Data extracted from a collection:
........

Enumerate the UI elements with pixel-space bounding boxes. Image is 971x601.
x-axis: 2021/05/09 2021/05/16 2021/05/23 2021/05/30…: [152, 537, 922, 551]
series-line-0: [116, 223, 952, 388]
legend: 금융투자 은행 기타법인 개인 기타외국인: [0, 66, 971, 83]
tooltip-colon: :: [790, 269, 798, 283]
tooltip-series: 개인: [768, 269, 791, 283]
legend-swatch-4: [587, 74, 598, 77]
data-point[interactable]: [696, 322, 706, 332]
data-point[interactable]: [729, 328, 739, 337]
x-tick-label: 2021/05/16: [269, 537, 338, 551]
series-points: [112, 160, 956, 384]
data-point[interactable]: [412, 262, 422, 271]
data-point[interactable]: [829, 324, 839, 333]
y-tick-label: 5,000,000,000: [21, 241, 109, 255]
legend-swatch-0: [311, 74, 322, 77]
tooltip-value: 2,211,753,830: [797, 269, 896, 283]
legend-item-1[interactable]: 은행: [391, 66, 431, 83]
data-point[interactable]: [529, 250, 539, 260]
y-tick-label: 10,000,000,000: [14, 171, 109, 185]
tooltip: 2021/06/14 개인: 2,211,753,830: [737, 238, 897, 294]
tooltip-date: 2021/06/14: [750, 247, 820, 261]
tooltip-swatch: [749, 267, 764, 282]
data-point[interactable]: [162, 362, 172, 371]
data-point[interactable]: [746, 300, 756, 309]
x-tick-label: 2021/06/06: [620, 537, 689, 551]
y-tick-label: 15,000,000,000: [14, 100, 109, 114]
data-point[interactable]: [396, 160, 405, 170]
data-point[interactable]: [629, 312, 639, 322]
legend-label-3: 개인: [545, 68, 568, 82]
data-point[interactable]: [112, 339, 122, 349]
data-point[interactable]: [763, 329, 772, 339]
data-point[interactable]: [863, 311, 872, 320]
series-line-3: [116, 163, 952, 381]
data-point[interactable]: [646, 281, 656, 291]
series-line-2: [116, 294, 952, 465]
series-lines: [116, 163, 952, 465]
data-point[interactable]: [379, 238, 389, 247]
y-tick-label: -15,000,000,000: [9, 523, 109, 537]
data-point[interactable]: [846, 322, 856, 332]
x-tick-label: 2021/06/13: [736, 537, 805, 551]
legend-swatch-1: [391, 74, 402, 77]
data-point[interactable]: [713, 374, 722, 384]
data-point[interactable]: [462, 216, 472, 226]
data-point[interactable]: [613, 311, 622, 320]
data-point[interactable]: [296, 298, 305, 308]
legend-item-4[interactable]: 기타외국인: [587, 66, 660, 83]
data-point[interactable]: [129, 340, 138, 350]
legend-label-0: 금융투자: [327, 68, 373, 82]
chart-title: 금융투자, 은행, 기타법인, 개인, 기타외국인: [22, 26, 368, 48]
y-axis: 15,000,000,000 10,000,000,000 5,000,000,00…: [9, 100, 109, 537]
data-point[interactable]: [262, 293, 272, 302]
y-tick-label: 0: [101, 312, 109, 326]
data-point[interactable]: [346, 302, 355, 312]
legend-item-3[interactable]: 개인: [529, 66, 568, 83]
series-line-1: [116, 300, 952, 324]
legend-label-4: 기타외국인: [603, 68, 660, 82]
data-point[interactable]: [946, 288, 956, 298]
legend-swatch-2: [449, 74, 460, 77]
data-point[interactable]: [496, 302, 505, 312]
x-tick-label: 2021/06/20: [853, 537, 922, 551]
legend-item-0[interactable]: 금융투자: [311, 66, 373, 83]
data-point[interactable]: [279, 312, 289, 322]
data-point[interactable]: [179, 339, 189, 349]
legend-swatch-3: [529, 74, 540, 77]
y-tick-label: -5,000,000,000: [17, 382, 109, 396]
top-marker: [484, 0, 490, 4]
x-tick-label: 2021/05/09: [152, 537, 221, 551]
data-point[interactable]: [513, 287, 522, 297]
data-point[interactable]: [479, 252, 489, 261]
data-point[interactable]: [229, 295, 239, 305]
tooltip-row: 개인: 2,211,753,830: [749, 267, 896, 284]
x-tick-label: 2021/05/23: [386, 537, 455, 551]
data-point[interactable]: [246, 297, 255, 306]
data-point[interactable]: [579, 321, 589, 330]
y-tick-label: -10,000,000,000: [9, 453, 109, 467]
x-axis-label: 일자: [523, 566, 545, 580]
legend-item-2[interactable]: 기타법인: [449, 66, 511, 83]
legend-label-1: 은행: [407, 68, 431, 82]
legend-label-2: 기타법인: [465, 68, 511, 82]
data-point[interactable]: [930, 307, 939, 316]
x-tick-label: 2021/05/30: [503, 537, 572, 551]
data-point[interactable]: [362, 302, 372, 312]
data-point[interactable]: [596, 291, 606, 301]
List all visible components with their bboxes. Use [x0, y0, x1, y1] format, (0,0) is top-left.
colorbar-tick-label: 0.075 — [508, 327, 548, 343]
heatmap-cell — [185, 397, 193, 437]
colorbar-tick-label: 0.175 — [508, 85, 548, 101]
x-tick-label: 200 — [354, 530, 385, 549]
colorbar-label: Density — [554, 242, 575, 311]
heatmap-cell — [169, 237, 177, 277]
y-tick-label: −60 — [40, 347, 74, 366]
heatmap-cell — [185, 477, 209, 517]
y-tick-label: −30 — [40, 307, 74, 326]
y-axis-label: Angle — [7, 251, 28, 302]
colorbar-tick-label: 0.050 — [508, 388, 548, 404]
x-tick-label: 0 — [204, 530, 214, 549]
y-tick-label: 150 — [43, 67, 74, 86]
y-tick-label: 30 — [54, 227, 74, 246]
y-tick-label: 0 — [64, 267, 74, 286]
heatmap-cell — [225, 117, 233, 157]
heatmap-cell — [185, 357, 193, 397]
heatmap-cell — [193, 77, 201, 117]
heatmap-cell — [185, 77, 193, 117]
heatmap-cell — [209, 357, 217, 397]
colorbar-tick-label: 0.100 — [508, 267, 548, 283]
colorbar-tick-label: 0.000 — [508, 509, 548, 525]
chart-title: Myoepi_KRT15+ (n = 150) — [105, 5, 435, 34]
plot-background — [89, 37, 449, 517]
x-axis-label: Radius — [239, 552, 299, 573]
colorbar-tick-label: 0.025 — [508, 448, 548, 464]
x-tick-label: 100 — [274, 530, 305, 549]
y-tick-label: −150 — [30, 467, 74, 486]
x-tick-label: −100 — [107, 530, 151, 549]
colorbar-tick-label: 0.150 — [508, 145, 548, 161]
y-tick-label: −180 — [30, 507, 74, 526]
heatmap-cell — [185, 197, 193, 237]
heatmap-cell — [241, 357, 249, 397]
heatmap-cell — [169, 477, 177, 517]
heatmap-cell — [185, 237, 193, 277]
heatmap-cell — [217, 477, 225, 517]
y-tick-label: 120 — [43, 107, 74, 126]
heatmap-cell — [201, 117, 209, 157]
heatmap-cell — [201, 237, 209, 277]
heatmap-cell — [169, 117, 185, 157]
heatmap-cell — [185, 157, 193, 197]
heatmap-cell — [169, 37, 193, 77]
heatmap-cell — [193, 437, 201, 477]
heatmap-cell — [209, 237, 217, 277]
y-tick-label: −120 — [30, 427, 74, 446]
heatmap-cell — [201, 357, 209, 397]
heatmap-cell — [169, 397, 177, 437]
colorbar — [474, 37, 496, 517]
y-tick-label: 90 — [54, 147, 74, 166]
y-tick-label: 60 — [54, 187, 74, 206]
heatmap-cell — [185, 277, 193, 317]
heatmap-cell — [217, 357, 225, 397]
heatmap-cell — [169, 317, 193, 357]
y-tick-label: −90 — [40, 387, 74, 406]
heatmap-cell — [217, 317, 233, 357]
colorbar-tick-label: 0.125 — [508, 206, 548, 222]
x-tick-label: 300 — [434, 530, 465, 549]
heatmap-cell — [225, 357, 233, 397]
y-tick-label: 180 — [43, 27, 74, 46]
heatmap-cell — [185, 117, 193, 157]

........

Written task:
Can you rewrite everything from the start of the rows down to the line containing "data-point[interactable]: [112, 339, 122, 349]", both included, as a JSON list of strings with one string per line and blank lines left out?

Task output:
[
  "Enumerate the UI elements with pixel-space bounding boxes. Image is 971x601.",
  "x-axis: 2021/05/09 2021/05/16 2021/05/23 2021/05/30…: [152, 537, 922, 551]",
  "series-line-0: [116, 223, 952, 388]",
  "legend: 금융투자 은행 기타법인 개인 기타외국인: [0, 66, 971, 83]",
  "tooltip-colon: :: [790, 269, 798, 283]",
  "tooltip-series: 개인: [768, 269, 791, 283]",
  "legend-swatch-4: [587, 74, 598, 77]",
  "data-point[interactable]: [696, 322, 706, 332]",
  "data-point[interactable]: [729, 328, 739, 337]",
  "x-tick-label: 2021/05/16: [269, 537, 338, 551]",
  "series-points: [112, 160, 956, 384]",
  "data-point[interactable]: [412, 262, 422, 271]",
  "data-point[interactable]: [829, 324, 839, 333]",
  "y-tick-label: 5,000,000,000: [21, 241, 109, 255]",
  "legend-swatch-0: [311, 74, 322, 77]",
  "tooltip-value: 2,211,753,830: [797, 269, 896, 283]",
  "legend-item-1[interactable]: 은행: [391, 66, 431, 83]",
  "data-point[interactable]: [529, 250, 539, 260]",
  "y-tick-label: 10,000,000,000: [14, 171, 109, 185]",
  "tooltip: 2021/06/14 개인: 2,211,753,830: [737, 238, 897, 294]",
  "tooltip-date: 2021/06/14: [750, 247, 820, 261]",
  "tooltip-swatch: [749, 267, 764, 282]",
  "data-point[interactable]: [162, 362, 172, 371]",
  "data-point[interactable]: [746, 300, 756, 309]",
  "x-tick-label: 2021/06/06: [620, 537, 689, 551]",
  "y-tick-label: 15,000,000,000: [14, 100, 109, 114]",
  "data-point[interactable]: [396, 160, 405, 170]",
  "data-point[interactable]: [629, 312, 639, 322]",
  "legend-label-3: 개인: [545, 68, 568, 82]",
  "data-point[interactable]: [112, 339, 122, 349]"
]